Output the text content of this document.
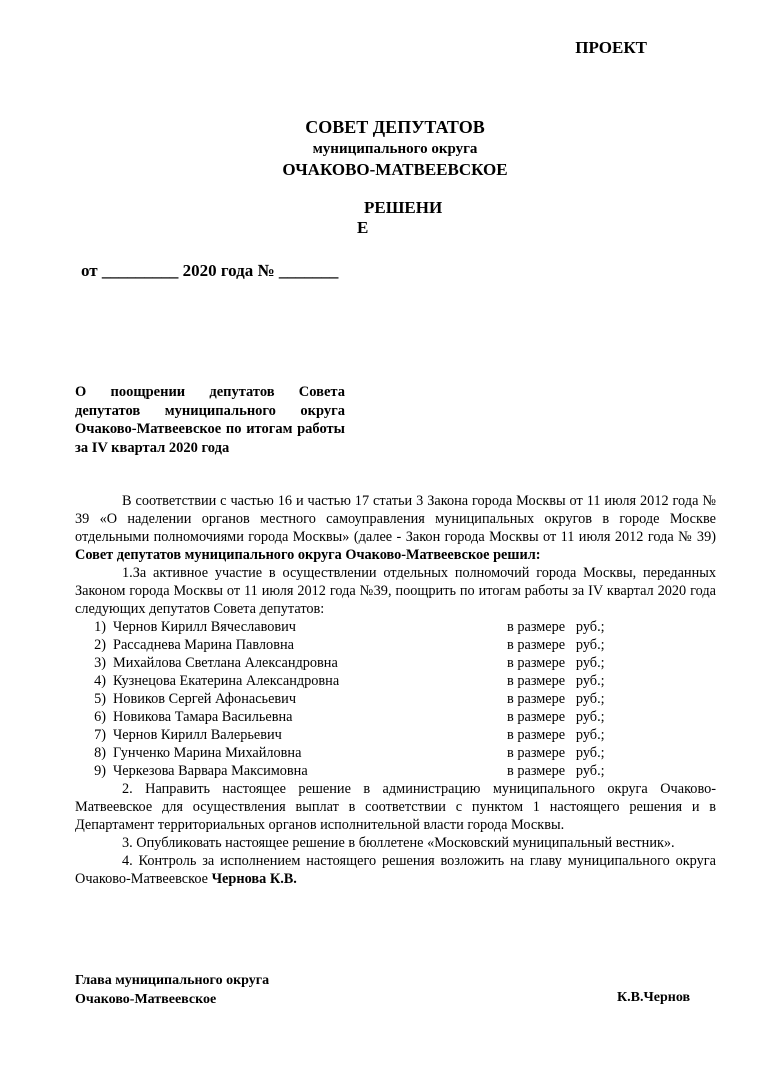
ПРОЕКТ
СОВЕТ ДЕПУТАТОВ
муниципального округа
ОЧАКОВО-МАТВЕЕВСКОЕ
РЕШЕНИ
Е
от _________ 2020 года № _______
О поощрении депутатов Совета депутатов муниципального округа Очаково-Матвеевское по итогам работы за IV квартал 2020 года

В соответствии с частью 16 и частью 17 статьи 3 Закона города Москвы от 11 июля 2012 года № 39 «О наделении органов местного самоуправления муниципальных округов в городе Москве отдельными полномочиями города Москвы» (далее - Закон города Москвы от 11 июля 2012 года № 39) Совет депутатов муниципального округа Очаково-Матвеевское решил:

1.За активное участие в осуществлении отдельных полномочий города Москвы, переданных Законом города Москвы от 11 июля 2012 года №39, поощрить по итогам работы за IV квартал 2020 года следующих депутатов Совета депутатов:

1) Чернов Кирилл Вячеславович	в размере   руб.;
2) Рассаднева Марина Павловна	в размере   руб.;
3) Михайлова Светлана Александровна	в размере   руб.;
4) Кузнецова Екатерина Александровна	в размере   руб.;
5) Новиков Сергей Афонасьевич	в размере   руб.;
6) Новикова Тамара Васильевна	в размере   руб.;
7) Чернов Кирилл Валерьевич	в размере   руб.;
8) Гунченко Марина Михайловна	в размере   руб.;
9) Черкезова Варвара Максимовна	в размере   руб.;

2. Направить настоящее решение в администрацию муниципального округа Очаково-Матвеевское для осуществления выплат в соответствии с пунктом 1 настоящего решения и в Департамент территориальных органов исполнительной власти города Москвы.

3. Опубликовать настоящее решение в бюллетене «Московский муниципальный вестник».

4. Контроль за исполнением настоящего решения возложить на главу муниципального округа Очаково-Матвеевское Чернова К.В.

Глава муниципального округа
Очаково-Матвеевское	К.В.Чернов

——

Working from the lines above, reproduce the material exactly and exclude its pictures.

— Solution below —
Output the text content of this document.
ПРОЕКТ
СОВЕТ ДЕПУТАТОВ
муниципального округа
ОЧАКОВО-МАТВЕЕВСКОЕ
РЕШЕНИ
Е
от _________ 2020 года № _______
О поощрении депутатов Совета депутатов муниципального округа Очаково-Матвеевское по итогам работы за IV квартал 2020 года

В соответствии с частью 16 и частью 17 статьи 3 Закона города Москвы от 11 июля 2012 года № 39 «О наделении органов местного самоуправления муниципальных округов в городе Москве отдельными полномочиями города Москвы» (далее - Закон города Москвы от 11 июля 2012 года № 39) Совет депутатов муниципального округа Очаково-Матвеевское решил:

1.За активное участие в осуществлении отдельных полномочий города Москвы, переданных Законом города Москвы от 11 июля 2012 года №39, поощрить по итогам работы за IV квартал 2020 года следующих депутатов Совета депутатов:

1) Чернов Кирилл Вячеславович	в размере   руб.;
2) Рассаднева Марина Павловна	в размере   руб.;
3) Михайлова Светлана Александровна	в размере   руб.;
4) Кузнецова Екатерина Александровна	в размере   руб.;
5) Новиков Сергей Афонасьевич	в размере   руб.;
6) Новикова Тамара Васильевна	в размере   руб.;
7) Чернов Кирилл Валерьевич	в размере   руб.;
8) Гунченко Марина Михайловна	в размере   руб.;
9) Черкезова Варвара Максимовна	в размере   руб.;

2. Направить настоящее решение в администрацию муниципального округа Очаково-Матвеевское для осуществления выплат в соответствии с пунктом 1 настоящего решения и в Департамент территориальных органов исполнительной власти города Москвы.

3. Опубликовать настоящее решение в бюллетене «Московский муниципальный вестник».

4. Контроль за исполнением настоящего решения возложить на главу муниципального округа Очаково-Матвеевское Чернова К.В.

Глава муниципального округа
Очаково-Матвеевское	К.В.Чернов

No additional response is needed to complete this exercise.